Which lines hold the word "Urenkel"? Show each of them.

Recorded data
<<<<
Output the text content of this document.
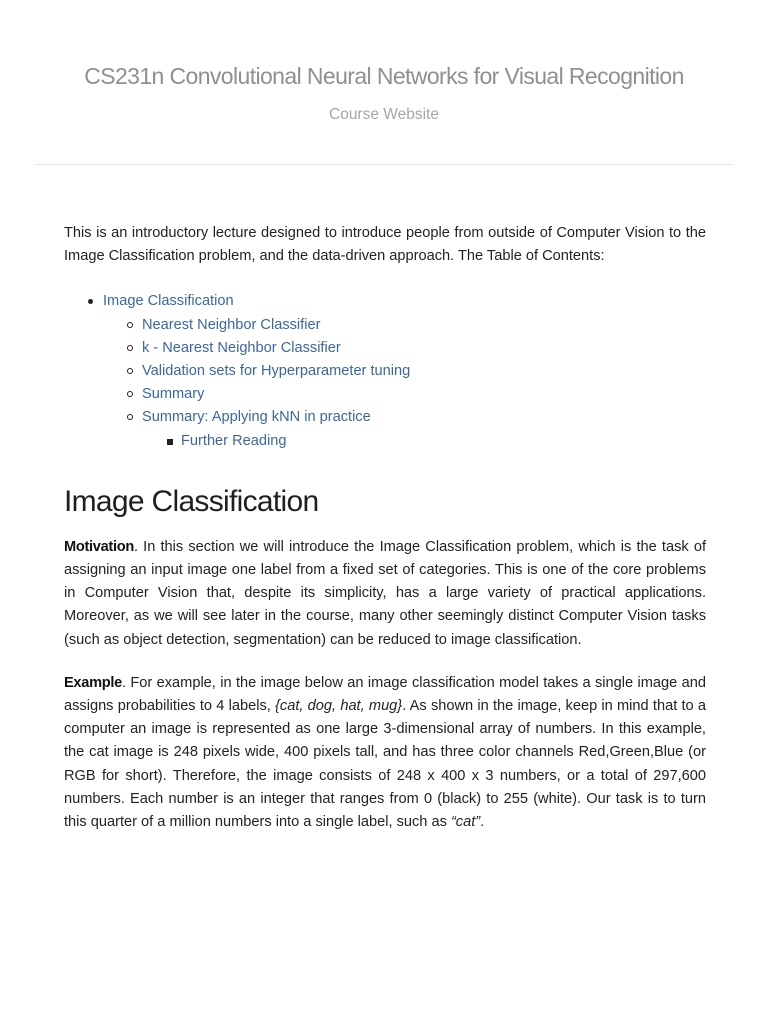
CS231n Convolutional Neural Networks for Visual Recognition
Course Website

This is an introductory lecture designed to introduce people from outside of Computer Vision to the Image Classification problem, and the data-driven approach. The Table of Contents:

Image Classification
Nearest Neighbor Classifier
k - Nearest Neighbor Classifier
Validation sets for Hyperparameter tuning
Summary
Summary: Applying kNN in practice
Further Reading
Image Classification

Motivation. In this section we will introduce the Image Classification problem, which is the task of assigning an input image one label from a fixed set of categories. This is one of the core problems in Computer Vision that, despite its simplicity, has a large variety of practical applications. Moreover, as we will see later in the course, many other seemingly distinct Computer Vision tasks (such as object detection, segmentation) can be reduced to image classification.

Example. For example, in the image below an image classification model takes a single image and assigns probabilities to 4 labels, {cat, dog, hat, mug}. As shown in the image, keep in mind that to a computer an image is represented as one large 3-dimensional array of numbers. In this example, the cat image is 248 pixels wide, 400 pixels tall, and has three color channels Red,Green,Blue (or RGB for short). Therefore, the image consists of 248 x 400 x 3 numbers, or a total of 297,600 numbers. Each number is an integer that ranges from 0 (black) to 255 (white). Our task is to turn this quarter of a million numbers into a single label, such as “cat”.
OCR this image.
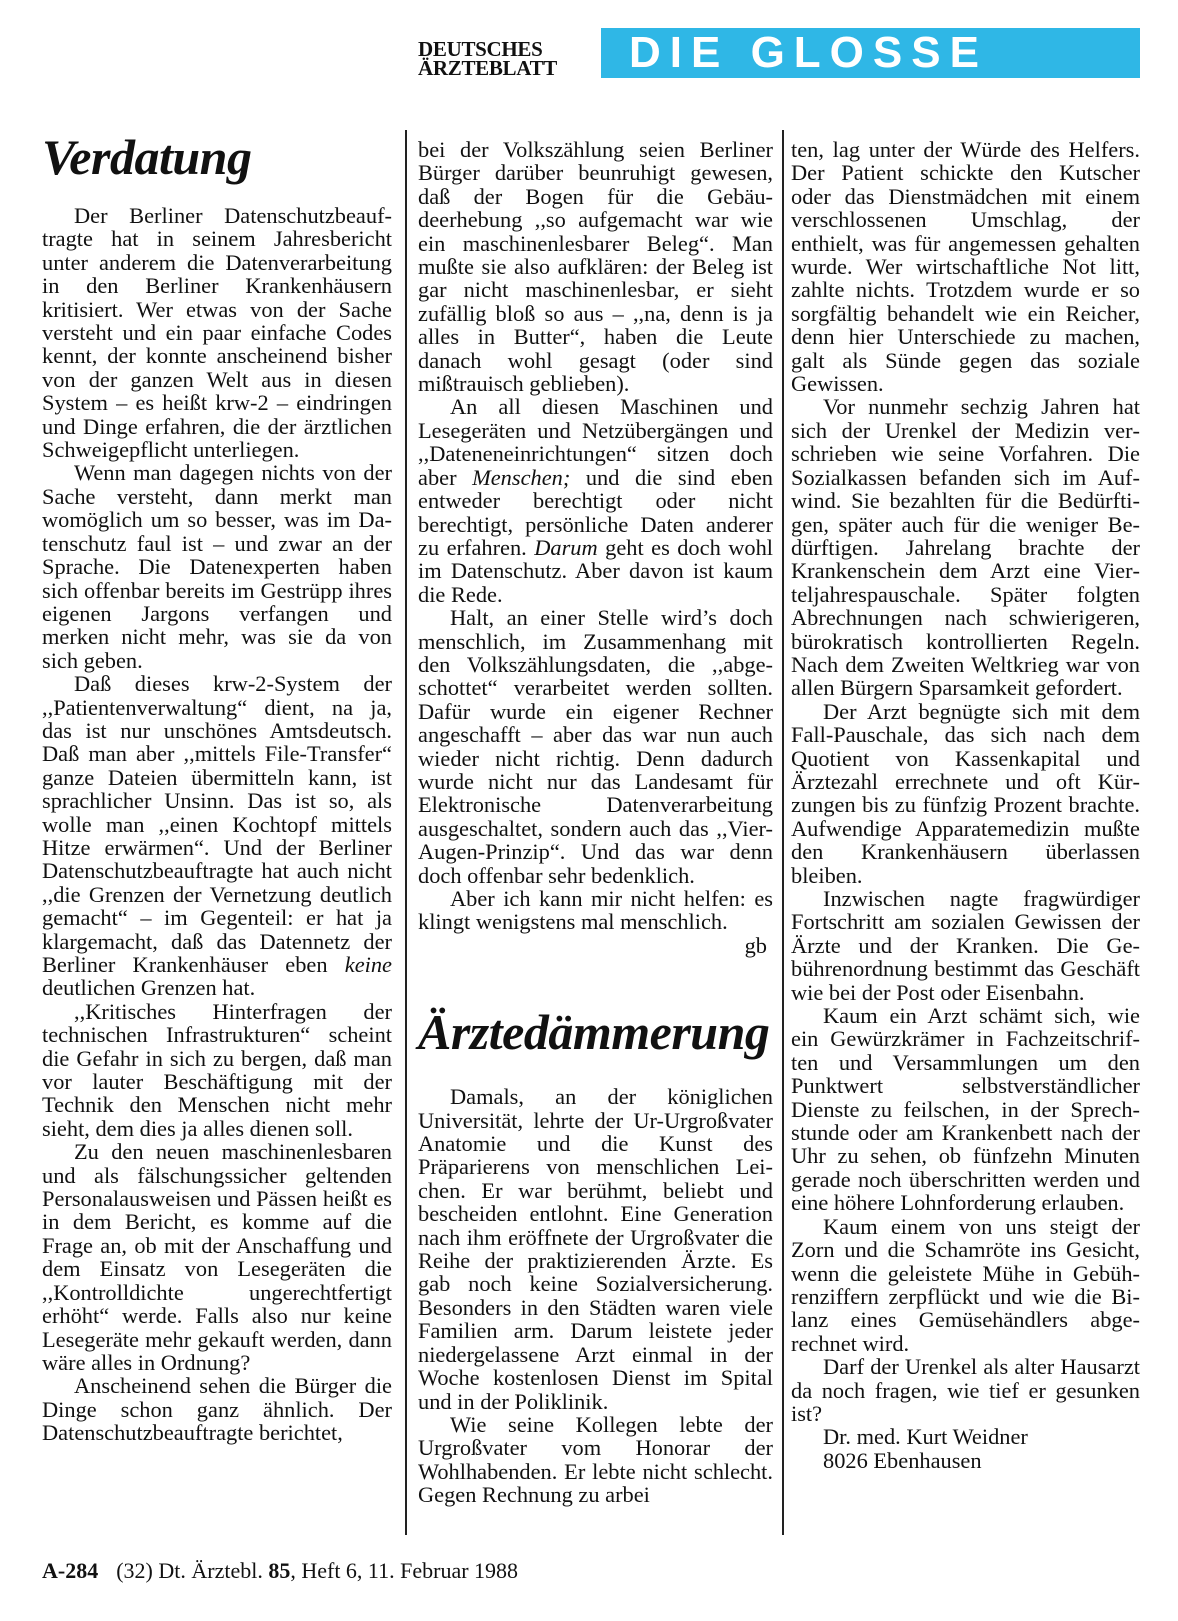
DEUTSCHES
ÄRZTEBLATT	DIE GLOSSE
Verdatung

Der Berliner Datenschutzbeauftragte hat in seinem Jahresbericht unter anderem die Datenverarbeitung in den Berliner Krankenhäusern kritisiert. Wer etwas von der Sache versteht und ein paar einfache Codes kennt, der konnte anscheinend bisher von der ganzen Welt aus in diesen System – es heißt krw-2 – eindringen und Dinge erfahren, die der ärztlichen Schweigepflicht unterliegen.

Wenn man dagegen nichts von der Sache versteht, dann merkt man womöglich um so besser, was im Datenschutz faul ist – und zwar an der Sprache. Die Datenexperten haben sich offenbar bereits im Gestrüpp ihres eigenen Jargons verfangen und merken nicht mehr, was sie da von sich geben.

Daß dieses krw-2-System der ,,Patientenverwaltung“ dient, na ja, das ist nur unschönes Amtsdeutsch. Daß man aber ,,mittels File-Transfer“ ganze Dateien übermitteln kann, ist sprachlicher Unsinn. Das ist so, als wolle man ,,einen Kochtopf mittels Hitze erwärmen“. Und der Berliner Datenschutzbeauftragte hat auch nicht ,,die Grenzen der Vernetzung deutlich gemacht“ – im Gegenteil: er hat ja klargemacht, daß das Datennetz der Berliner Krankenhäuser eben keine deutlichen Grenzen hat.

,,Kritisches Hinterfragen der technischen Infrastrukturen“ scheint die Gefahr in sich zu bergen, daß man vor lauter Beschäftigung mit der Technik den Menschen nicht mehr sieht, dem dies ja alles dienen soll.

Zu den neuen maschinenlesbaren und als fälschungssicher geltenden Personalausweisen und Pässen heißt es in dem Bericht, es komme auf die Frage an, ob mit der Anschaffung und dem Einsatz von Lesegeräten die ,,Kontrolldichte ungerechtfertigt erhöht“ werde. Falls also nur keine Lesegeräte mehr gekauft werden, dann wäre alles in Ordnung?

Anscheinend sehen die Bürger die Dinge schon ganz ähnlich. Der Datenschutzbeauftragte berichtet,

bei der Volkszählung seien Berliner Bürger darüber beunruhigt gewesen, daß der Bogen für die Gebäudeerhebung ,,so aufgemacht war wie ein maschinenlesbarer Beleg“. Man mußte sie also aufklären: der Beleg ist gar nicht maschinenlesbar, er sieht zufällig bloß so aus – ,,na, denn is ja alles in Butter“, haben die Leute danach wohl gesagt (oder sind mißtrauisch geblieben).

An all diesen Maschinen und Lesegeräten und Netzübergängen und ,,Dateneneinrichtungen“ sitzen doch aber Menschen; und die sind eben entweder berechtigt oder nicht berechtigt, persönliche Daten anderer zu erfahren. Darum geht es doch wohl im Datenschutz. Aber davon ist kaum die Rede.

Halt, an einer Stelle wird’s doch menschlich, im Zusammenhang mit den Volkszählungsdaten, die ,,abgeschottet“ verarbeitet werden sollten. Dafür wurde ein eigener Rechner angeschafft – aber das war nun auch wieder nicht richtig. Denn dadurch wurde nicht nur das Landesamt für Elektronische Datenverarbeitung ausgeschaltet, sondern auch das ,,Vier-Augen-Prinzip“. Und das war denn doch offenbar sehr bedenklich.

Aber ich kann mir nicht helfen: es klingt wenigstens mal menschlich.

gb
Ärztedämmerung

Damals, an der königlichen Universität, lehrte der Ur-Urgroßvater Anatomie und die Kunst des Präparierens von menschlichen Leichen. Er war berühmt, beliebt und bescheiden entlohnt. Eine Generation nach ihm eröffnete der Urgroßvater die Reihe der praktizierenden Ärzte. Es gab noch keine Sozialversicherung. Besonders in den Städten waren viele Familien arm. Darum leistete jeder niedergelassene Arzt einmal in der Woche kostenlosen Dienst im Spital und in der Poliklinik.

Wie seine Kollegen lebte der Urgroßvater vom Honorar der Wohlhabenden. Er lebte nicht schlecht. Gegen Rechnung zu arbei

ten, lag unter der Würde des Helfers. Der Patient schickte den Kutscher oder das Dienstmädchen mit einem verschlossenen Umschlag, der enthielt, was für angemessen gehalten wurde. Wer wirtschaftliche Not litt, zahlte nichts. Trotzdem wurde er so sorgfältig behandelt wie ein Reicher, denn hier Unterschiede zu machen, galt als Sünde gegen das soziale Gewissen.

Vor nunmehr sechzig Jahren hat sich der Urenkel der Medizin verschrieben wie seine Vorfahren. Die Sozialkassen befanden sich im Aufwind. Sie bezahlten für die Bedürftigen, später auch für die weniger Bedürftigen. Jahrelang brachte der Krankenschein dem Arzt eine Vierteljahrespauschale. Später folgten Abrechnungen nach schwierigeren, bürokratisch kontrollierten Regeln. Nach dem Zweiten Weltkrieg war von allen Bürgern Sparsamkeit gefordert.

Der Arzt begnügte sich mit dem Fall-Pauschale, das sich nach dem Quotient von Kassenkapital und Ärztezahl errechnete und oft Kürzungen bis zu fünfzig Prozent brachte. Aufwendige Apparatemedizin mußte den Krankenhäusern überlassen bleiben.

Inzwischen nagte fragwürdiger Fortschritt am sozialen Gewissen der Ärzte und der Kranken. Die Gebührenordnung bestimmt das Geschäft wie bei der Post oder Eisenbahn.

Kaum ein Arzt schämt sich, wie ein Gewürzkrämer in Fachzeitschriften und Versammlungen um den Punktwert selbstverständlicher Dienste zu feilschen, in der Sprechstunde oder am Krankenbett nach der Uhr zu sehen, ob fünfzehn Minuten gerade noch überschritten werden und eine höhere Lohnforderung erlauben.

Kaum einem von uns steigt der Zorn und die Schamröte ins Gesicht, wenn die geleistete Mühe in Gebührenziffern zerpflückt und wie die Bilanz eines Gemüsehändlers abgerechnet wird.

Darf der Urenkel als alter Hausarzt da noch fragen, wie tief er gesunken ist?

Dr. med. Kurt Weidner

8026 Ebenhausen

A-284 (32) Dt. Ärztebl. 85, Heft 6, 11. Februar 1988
>>>>
<<<<
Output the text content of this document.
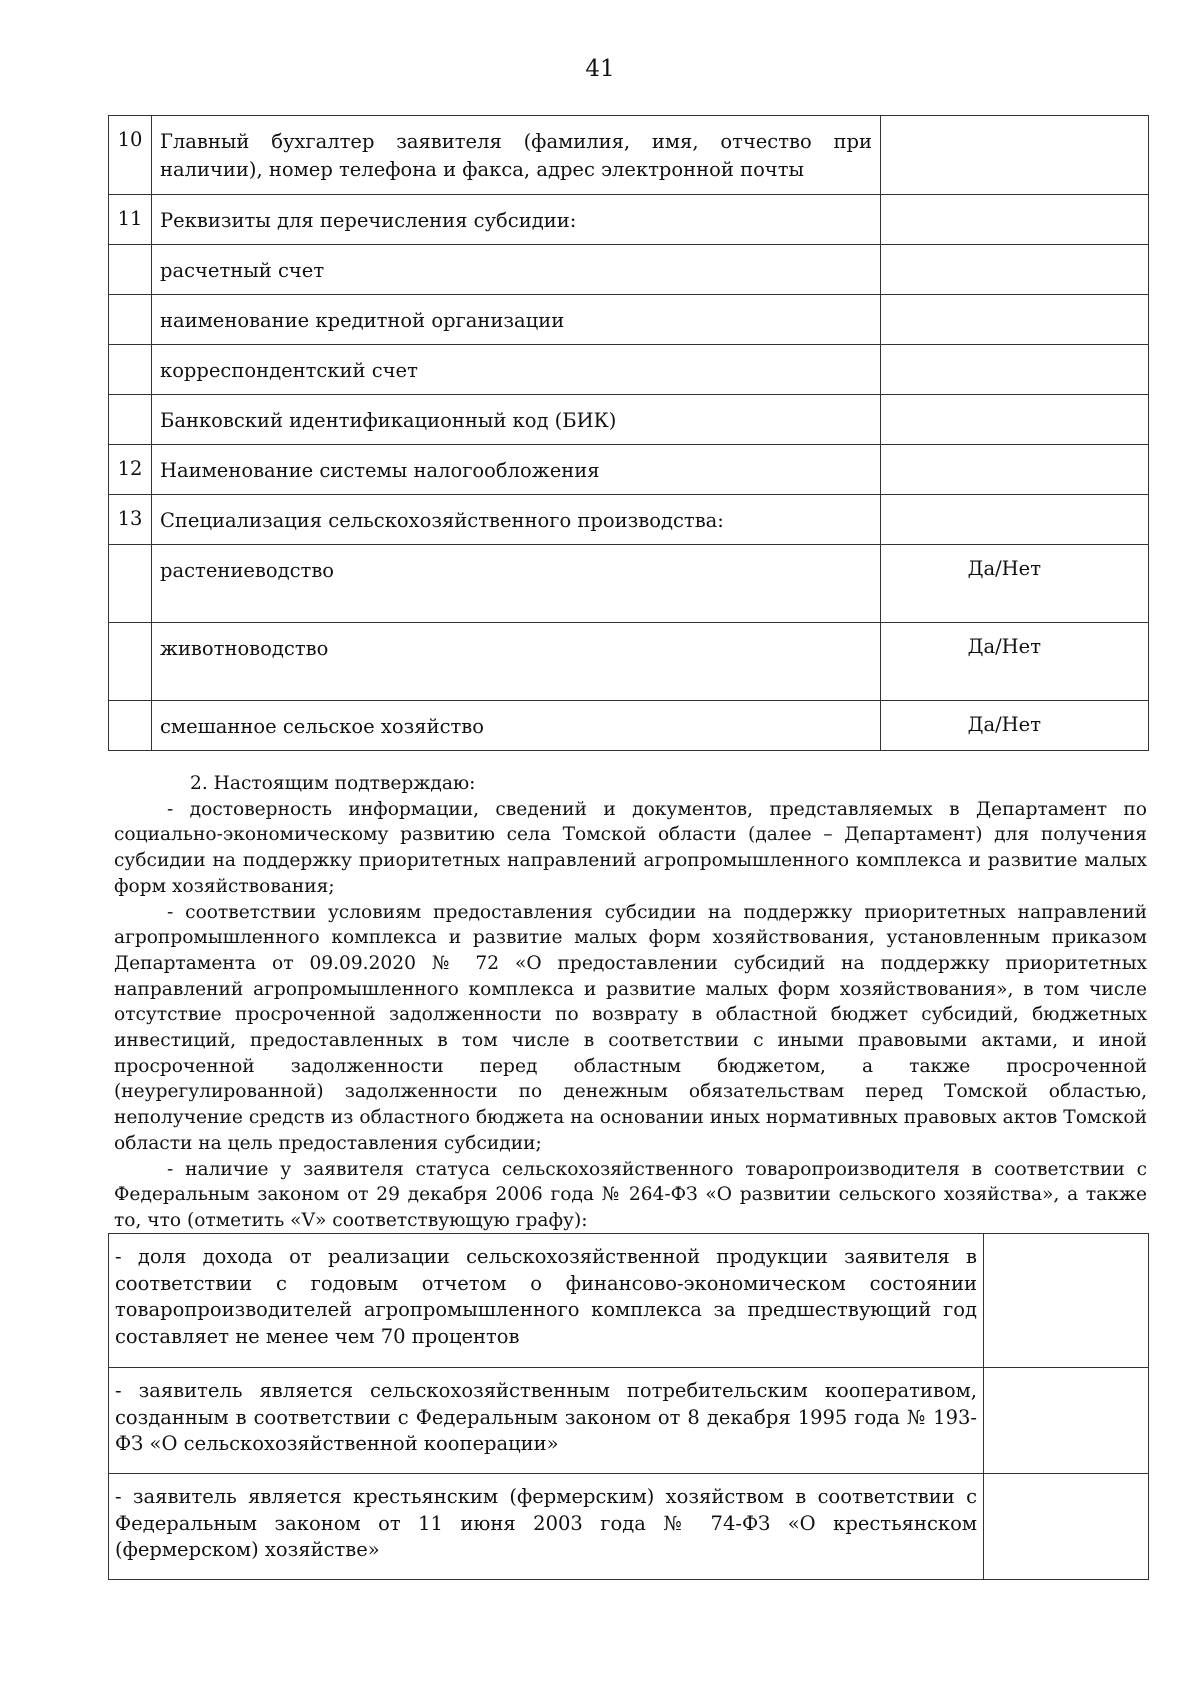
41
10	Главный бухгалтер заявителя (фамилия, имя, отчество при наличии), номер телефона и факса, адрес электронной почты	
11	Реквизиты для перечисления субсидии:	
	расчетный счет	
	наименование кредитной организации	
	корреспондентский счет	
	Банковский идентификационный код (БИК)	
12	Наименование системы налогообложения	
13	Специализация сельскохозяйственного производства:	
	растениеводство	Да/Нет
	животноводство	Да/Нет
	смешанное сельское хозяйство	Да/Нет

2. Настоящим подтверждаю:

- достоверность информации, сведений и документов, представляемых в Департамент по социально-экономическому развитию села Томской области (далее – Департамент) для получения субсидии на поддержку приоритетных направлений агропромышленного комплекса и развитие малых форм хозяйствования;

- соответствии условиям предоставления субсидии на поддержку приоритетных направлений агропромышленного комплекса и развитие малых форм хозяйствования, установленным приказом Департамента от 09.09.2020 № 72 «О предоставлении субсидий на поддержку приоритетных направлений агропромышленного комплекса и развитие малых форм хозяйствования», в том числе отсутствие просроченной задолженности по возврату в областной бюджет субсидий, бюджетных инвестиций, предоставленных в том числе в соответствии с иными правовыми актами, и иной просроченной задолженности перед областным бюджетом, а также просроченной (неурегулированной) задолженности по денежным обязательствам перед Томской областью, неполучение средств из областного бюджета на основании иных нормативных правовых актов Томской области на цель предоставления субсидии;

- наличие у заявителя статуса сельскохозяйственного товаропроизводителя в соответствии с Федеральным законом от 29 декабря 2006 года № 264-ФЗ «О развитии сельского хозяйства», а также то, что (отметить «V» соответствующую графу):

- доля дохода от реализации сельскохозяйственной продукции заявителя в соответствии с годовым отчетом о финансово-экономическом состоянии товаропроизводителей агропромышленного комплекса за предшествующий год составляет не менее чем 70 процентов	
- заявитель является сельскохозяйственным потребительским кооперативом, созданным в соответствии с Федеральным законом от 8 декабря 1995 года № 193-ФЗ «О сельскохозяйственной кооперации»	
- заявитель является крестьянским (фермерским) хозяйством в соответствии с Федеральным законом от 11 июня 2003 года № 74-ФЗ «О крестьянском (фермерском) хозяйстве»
>>>>
<<<<
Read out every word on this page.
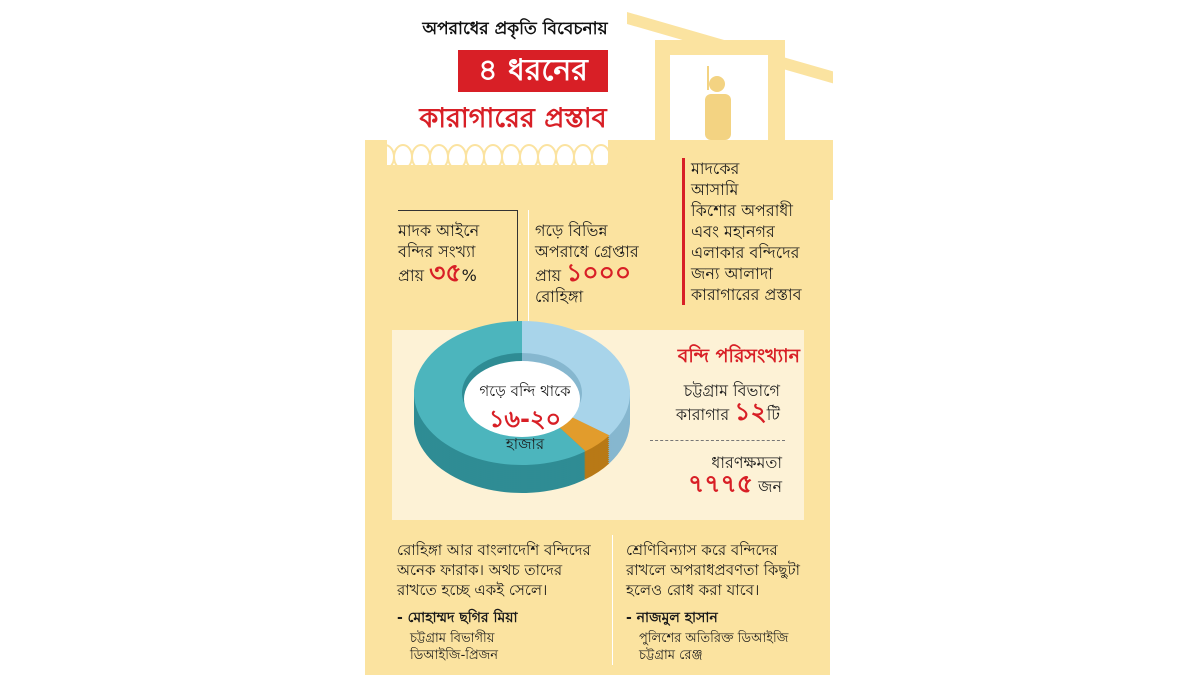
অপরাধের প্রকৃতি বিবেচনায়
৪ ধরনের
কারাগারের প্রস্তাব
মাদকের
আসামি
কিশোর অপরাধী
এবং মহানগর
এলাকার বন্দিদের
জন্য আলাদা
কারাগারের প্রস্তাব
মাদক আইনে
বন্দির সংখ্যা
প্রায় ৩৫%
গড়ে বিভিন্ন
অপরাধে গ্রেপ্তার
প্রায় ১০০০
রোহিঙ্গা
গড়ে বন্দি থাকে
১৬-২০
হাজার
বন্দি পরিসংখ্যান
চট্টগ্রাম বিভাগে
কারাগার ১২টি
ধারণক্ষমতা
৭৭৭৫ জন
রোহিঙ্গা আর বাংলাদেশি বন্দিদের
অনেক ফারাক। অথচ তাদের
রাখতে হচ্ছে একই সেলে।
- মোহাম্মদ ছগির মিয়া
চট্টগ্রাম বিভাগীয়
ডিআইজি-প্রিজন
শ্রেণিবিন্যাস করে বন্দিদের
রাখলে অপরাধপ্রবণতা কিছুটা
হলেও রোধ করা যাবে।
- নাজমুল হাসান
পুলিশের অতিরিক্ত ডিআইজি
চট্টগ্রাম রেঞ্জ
>>>>
**Final result:**
Vor nunmehr sechzig Jahren hat sich der Urenkel der Medizin verschrieben wie seine Vorfahren. Die Sozialkassen befanden sich im Aufwind. Sie bezahlten für die Bedürftigen, später auch für die weniger Bedürftigen. Jahrelang brachte der Krankenschein dem Arzt eine Vierteljahrespauschale. Später folgten Abrechnungen nach schwierigeren, bürokratisch kontrollierten Regeln. Nach dem Zweiten Weltkrieg war von allen Bürgern Sparsamkeit gefordert.
Darf der Urenkel als alter Hausarzt da noch fragen, wie tief er gesunken ist?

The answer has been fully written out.